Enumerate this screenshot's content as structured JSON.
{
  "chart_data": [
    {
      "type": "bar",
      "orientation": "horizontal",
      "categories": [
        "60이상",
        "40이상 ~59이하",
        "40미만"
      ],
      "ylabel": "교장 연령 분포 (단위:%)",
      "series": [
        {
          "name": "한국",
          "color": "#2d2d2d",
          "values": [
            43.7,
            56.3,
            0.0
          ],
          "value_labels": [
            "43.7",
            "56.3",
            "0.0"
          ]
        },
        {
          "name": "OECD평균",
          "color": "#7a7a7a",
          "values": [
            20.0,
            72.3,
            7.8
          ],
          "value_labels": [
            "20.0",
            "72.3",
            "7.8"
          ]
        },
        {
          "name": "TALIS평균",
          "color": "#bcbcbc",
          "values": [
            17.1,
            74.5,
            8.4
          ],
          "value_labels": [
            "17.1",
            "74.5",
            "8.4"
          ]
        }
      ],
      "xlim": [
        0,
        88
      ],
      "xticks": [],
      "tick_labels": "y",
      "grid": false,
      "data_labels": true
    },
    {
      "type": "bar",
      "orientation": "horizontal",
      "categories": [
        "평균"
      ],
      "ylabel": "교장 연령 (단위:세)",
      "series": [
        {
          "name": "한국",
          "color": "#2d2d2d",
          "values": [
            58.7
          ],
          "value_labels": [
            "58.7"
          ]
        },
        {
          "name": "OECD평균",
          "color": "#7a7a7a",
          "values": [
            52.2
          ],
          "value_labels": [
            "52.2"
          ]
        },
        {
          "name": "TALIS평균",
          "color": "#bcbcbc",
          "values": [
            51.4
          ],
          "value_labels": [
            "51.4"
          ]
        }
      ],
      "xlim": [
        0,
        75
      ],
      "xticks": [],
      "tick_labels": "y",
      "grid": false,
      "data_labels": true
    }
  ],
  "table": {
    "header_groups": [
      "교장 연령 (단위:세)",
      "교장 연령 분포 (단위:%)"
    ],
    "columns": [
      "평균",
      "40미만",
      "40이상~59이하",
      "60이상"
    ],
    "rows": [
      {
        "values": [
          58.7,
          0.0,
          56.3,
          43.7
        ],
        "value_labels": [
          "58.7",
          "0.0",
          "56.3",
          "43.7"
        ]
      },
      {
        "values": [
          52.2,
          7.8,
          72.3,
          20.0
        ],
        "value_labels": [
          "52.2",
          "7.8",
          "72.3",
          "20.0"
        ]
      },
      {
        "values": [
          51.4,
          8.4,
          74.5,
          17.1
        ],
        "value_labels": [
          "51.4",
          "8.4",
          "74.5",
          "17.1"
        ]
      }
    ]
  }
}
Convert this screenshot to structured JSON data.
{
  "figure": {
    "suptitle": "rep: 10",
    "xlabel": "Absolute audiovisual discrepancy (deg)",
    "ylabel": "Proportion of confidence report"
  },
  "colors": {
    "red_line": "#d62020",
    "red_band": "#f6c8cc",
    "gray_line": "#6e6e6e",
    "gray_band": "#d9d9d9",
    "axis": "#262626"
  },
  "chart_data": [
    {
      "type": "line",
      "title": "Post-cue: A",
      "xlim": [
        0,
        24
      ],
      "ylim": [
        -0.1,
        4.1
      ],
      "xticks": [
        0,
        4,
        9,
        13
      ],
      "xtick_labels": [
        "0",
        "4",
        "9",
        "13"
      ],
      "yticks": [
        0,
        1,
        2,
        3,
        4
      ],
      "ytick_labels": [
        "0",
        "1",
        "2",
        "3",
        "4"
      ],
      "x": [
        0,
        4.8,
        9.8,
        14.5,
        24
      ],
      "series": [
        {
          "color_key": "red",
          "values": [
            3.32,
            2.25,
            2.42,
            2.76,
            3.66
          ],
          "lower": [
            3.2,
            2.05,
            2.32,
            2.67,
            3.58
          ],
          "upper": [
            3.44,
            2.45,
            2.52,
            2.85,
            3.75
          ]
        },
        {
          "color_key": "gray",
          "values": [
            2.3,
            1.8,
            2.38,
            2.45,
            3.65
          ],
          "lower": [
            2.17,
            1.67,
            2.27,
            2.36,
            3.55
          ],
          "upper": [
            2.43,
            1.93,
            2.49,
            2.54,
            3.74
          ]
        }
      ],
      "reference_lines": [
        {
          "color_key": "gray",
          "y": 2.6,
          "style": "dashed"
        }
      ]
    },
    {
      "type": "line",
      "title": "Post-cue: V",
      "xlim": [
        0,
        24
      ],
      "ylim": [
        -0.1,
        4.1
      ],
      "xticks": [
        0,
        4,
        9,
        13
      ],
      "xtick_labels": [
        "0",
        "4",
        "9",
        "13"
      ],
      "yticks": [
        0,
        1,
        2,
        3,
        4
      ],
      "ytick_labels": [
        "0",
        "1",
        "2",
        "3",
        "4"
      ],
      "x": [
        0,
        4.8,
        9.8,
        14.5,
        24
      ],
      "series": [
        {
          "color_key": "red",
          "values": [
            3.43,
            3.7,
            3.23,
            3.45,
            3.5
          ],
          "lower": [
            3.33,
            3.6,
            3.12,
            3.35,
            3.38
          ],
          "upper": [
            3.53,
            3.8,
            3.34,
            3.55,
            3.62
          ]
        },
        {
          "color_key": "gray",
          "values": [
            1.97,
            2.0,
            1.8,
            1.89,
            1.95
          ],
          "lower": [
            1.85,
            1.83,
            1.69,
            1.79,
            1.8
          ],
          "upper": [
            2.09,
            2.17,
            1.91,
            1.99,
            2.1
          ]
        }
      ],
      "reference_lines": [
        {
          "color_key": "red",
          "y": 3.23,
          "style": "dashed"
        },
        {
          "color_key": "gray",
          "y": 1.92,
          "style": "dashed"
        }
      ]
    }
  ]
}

Exercise details: Quote the whole listing above, leaving nothing out.

Worked solution:
Enumerate this screenshot's content as structured JSON.
{
  "chart_data": [
    {
      "type": "bar",
      "orientation": "horizontal",
      "categories": [
        "60이상",
        "40이상 ~59이하",
        "40미만"
      ],
      "ylabel": "교장 연령 분포 (단위:%)",
      "series": [
        {
          "name": "한국",
          "color": "#2d2d2d",
          "values": [
            43.7,
            56.3,
            0.0
          ],
          "value_labels": [
            "43.7",
            "56.3",
            "0.0"
          ]
        },
        {
          "name": "OECD평균",
          "color": "#7a7a7a",
          "values": [
            20.0,
            72.3,
            7.8
          ],
          "value_labels": [
            "20.0",
            "72.3",
            "7.8"
          ]
        },
        {
          "name": "TALIS평균",
          "color": "#bcbcbc",
          "values": [
            17.1,
            74.5,
            8.4
          ],
          "value_labels": [
            "17.1",
            "74.5",
            "8.4"
          ]
        }
      ],
      "xlim": [
        0,
        88
      ],
      "xticks": [],
      "tick_labels": "y",
      "grid": false,
      "data_labels": true
    },
    {
      "type": "bar",
      "orientation": "horizontal",
      "categories": [
        "평균"
      ],
      "ylabel": "교장 연령 (단위:세)",
      "series": [
        {
          "name": "한국",
          "color": "#2d2d2d",
          "values": [
            58.7
          ],
          "value_labels": [
            "58.7"
          ]
        },
        {
          "name": "OECD평균",
          "color": "#7a7a7a",
          "values": [
            52.2
          ],
          "value_labels": [
            "52.2"
          ]
        },
        {
          "name": "TALIS평균",
          "color": "#bcbcbc",
          "values": [
            51.4
          ],
          "value_labels": [
            "51.4"
          ]
        }
      ],
      "xlim": [
        0,
        75
      ],
      "xticks": [],
      "tick_labels": "y",
      "grid": false,
      "data_labels": true
    }
  ],
  "table": {
    "header_groups": [
      "교장 연령 (단위:세)",
      "교장 연령 분포 (단위:%)"
    ],
    "columns": [
      "평균",
      "40미만",
      "40이상~59이하",
      "60이상"
    ],
    "rows": [
      {
        "values": [
          58.7,
          0.0,
          56.3,
          43.7
        ],
        "value_labels": [
          "58.7",
          "0.0",
          "56.3",
          "43.7"
        ]
      },
      {
        "values": [
          52.2,
          7.8,
          72.3,
          20.0
        ],
        "value_labels": [
          "52.2",
          "7.8",
          "72.3",
          "20.0"
        ]
      },
      {
        "values": [
          51.4,
          8.4,
          74.5,
          17.1
        ],
        "value_labels": [
          "51.4",
          "8.4",
          "74.5",
          "17.1"
        ]
      }
    ]
  }
}
Convert this screenshot to structured JSON data.
{
  "figure": {
    "suptitle": "rep: 10",
    "xlabel": "Absolute audiovisual discrepancy (deg)",
    "ylabel": "Proportion of confidence report"
  },
  "colors": {
    "red_line": "#d62020",
    "red_band": "#f6c8cc",
    "gray_line": "#6e6e6e",
    "gray_band": "#d9d9d9",
    "axis": "#262626"
  },
  "chart_data": [
    {
      "type": "line",
      "title": "Post-cue: A",
      "xlim": [
        0,
        24
      ],
      "ylim": [
        -0.1,
        4.1
      ],
      "xticks": [
        0,
        4,
        9,
        13
      ],
      "xtick_labels": [
        "0",
        "4",
        "9",
        "13"
      ],
      "yticks": [
        0,
        1,
        2,
        3,
        4
      ],
      "ytick_labels": [
        "0",
        "1",
        "2",
        "3",
        "4"
      ],
      "x": [
        0,
        4.8,
        9.8,
        14.5,
        24
      ],
      "series": [
        {
          "color_key": "red",
          "values": [
            3.32,
            2.25,
            2.42,
            2.76,
            3.66
          ],
          "lower": [
            3.2,
            2.05,
            2.32,
            2.67,
            3.58
          ],
          "upper": [
            3.44,
            2.45,
            2.52,
            2.85,
            3.75
          ]
        },
        {
          "color_key": "gray",
          "values": [
            2.3,
            1.8,
            2.38,
            2.45,
            3.65
          ],
          "lower": [
            2.17,
            1.67,
            2.27,
            2.36,
            3.55
          ],
          "upper": [
            2.43,
            1.93,
            2.49,
            2.54,
            3.74
          ]
        }
      ],
      "reference_lines": [
        {
          "color_key": "gray",
          "y": 2.6,
          "style": "dashed"
        }
      ]
    },
    {
      "type": "line",
      "title": "Post-cue: V",
      "xlim": [
        0,
        24
      ],
      "ylim": [
        -0.1,
        4.1
      ],
      "xticks": [
        0,
        4,
        9,
        13
      ],
      "xtick_labels": [
        "0",
        "4",
        "9",
        "13"
      ],
      "yticks": [
        0,
        1,
        2,
        3,
        4
      ],
      "ytick_labels": [
        "0",
        "1",
        "2",
        "3",
        "4"
      ],
      "x": [
        0,
        4.8,
        9.8,
        14.5,
        24
      ],
      "series": [
        {
          "color_key": "red",
          "values": [
            3.43,
            3.7,
            3.23,
            3.45,
            3.5
          ],
          "lower": [
            3.33,
            3.6,
            3.12,
            3.35,
            3.38
          ],
          "upper": [
            3.53,
            3.8,
            3.34,
            3.55,
            3.62
          ]
        },
        {
          "color_key": "gray",
          "values": [
            1.97,
            2.0,
            1.8,
            1.89,
            1.95
          ],
          "lower": [
            1.85,
            1.83,
            1.69,
            1.79,
            1.8
          ],
          "upper": [
            2.09,
            2.17,
            1.91,
            1.99,
            2.1
          ]
        }
      ],
      "reference_lines": [
        {
          "color_key": "red",
          "y": 3.23,
          "style": "dashed"
        },
        {
          "color_key": "gray",
          "y": 1.92,
          "style": "dashed"
        }
      ]
    }
  ]
}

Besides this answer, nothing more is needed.